• _Provided passage_
==*==
Publication of AIBC Disciplinary and Illegal Practice Matters: Update
The AIBC has a long tradition of publishing the outcomes of disciplinary matters, whether decisions and orders of disciplinary committees or consensual resolution agreements approved by the consensual resolution review panel. Years ago, these documents were mailed to members and others on green paper, leading to the descriptive term “green sheets”.
Publication of disciplinary outcomes is a fundamental aspect of regulatory transparency and enhances public confidence in the integrity of how professions are self-governed. Publication acts as both a deterrent and as a valuable educational opportunity for architects, associates and others.
In April 2007, the AIBC began digital publication of disciplinary orders and consensual resolutions to architects and other registrants. These went out by a special e-mailout called the “GreenSheet” and were posted on the AIBC web site for a minimum of six months.
In 2009, as a result of a court decision involving the professional engineers and one of their members, the AIBC ceased its consensual resolution process and began working with the provincial government to amend the Architects Act to provide explicit authorization for consensual resolution. Those amendments were enacted in 2012, and in mid-2013, AIBC members voted in favour of bylaws to establish the process for consensual resolution. In the 2010-2012 period, when consensual resolution was not offered, more than a dozen disciplinary inquiries were held. The orders of the disciplinary committees were all published via the “GreenSheet”.
The Act and bylaws establish the consensual resolution review panel – comprised of architects and non-architect ‘lay’ appointees – which must approve consensual resolution agreements and in so doing, have regard to the public interest.
The panel is again reviewing consensual resolution agreements. In the late 2013 period and through 2014, the AIBC and many members, firms and associates involved in the disciplinary process have been attempting to resolve conduct issues by consensual resolution. The institute will be resuming publication of consensual resolution agreements – and any disciplinary orders in the event disciplinary hearings are required – in late 2014.
Illegal practice publications provide similar transparency, public interest, deterrence and educational value for those situations in which non-architects (and non-associates) are holding themselves out to be architects, associates or otherwise practising the profession of architecture unlawfully. These resolutions include ‘undertakings’ by non-architects who agree not to hold themselves out as architects or to practise as such. Summaries of illegal practice resolutions have been published continuously on the AIBC web site since April 2007.
==*==
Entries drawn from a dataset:
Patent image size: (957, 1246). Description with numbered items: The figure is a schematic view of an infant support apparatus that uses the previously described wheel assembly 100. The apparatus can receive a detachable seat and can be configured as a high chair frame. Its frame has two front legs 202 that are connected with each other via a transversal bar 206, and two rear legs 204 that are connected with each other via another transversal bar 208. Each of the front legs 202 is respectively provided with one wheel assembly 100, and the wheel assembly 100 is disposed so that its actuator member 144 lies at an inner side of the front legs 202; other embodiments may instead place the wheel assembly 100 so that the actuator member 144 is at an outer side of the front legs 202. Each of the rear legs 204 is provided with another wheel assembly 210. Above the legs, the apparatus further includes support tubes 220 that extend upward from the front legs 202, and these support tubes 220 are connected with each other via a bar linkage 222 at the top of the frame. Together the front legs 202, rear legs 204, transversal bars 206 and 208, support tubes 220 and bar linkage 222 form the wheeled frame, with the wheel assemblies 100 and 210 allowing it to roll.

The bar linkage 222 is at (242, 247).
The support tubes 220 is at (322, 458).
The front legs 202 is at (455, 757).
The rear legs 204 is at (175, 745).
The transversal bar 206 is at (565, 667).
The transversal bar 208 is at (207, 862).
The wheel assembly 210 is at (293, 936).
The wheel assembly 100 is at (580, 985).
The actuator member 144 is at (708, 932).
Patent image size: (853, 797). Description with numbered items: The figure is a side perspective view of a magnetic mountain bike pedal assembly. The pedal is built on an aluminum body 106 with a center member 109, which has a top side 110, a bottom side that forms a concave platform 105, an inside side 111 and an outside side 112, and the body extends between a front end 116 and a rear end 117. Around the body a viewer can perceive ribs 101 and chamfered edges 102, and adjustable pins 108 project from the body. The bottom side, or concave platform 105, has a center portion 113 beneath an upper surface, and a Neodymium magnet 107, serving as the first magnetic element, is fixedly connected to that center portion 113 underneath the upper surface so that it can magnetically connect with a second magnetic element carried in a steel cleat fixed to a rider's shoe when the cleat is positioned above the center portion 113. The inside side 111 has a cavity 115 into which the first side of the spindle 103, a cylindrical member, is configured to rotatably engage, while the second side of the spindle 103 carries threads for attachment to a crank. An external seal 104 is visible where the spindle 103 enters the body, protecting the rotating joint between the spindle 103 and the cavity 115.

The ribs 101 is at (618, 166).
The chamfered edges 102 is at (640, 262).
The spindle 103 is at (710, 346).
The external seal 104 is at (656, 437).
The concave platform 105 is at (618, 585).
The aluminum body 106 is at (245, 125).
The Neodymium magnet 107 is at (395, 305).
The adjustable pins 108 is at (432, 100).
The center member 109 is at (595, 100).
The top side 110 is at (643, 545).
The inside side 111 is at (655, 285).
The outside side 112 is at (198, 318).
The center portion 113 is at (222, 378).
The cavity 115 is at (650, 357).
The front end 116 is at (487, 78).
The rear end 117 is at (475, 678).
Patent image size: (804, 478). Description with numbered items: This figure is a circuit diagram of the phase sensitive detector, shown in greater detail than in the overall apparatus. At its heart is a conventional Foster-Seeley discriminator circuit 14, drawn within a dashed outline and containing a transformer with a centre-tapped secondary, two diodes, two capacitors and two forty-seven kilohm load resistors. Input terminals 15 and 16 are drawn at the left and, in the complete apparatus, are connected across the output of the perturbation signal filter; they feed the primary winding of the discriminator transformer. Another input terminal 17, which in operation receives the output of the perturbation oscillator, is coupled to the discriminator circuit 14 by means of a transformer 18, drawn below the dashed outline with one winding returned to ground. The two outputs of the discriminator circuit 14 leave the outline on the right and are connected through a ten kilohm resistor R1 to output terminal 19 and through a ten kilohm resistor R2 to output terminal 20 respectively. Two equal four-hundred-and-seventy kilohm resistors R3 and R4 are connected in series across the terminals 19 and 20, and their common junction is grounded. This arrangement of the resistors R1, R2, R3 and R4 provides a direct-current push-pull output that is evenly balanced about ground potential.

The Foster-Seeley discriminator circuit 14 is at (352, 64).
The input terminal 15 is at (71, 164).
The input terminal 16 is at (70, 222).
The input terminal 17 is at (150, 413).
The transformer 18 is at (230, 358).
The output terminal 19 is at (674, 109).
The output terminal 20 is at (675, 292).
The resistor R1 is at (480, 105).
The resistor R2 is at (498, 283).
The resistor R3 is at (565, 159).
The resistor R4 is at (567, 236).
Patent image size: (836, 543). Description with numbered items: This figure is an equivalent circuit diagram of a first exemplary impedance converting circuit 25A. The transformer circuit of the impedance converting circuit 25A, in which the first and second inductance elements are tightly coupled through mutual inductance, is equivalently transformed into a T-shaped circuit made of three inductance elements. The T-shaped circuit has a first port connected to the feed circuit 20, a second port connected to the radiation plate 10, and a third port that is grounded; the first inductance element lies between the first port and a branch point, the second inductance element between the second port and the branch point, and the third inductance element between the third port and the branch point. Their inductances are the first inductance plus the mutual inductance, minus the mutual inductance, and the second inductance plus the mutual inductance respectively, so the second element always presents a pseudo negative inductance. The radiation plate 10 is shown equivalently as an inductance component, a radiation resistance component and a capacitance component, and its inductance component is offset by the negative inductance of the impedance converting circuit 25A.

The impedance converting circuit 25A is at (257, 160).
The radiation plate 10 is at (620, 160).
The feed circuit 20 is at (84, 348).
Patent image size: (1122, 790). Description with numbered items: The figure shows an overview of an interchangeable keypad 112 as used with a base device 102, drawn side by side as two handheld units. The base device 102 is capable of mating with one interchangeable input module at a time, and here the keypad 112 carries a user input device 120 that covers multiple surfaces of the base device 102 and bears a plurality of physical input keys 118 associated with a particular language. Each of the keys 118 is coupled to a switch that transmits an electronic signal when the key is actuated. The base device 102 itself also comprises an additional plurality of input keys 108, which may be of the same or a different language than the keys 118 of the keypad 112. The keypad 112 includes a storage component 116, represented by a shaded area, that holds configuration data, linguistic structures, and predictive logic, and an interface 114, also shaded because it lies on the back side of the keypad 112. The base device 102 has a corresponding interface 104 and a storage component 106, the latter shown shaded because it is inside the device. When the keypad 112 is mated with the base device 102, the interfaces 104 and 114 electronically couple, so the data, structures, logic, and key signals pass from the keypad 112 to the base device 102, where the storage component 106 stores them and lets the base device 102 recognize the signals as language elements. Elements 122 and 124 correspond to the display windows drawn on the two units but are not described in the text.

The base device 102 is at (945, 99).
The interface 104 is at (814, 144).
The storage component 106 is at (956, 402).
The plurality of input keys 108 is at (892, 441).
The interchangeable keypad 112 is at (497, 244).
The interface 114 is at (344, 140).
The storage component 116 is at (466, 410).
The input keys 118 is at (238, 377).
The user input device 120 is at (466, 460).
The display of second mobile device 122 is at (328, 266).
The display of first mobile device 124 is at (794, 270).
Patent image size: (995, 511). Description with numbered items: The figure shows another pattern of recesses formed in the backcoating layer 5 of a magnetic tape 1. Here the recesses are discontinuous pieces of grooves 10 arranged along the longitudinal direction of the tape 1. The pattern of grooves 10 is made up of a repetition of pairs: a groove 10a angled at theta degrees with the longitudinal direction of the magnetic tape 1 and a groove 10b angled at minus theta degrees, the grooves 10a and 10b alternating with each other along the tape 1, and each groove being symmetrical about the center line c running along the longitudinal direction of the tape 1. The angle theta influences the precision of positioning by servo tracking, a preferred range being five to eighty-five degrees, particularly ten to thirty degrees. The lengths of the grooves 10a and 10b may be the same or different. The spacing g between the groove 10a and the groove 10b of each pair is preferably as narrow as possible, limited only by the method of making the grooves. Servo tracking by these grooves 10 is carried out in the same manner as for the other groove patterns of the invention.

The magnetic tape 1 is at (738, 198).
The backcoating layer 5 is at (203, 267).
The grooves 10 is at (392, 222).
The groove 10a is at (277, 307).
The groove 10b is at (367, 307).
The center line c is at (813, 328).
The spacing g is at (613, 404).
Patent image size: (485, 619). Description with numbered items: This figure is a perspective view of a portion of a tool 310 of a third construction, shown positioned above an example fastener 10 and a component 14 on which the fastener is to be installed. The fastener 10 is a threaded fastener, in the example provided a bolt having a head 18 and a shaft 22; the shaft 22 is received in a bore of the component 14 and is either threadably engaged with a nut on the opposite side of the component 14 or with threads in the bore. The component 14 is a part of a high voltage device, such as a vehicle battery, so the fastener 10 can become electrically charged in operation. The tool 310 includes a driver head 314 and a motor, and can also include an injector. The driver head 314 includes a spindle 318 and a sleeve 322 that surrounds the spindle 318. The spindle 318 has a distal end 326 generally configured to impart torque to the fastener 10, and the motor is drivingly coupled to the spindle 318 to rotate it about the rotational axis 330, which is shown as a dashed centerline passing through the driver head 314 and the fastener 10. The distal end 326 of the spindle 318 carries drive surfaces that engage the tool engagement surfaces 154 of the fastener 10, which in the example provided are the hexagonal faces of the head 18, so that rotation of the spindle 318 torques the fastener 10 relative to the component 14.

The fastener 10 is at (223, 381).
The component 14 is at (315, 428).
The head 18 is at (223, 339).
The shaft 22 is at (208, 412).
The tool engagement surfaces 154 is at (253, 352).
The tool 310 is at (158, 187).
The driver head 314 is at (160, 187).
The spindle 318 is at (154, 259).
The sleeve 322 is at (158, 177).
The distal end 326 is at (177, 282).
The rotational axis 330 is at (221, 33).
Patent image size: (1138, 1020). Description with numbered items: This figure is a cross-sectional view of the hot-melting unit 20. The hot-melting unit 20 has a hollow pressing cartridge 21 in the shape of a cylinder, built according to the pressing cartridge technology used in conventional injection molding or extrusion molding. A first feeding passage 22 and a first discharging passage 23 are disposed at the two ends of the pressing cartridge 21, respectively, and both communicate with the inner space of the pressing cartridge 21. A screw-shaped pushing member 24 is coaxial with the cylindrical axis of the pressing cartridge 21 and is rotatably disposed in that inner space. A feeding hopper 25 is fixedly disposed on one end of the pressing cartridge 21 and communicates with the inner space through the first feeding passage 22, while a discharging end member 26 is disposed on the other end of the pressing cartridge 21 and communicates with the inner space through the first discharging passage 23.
==*==
• _Work instruction_
According to the AIBC publication update, how long were disciplinary orders and consensual resolutions posted on the AIBC web site after digital publication began in April 2007?

• _Exercise output_
For a minimum of six months.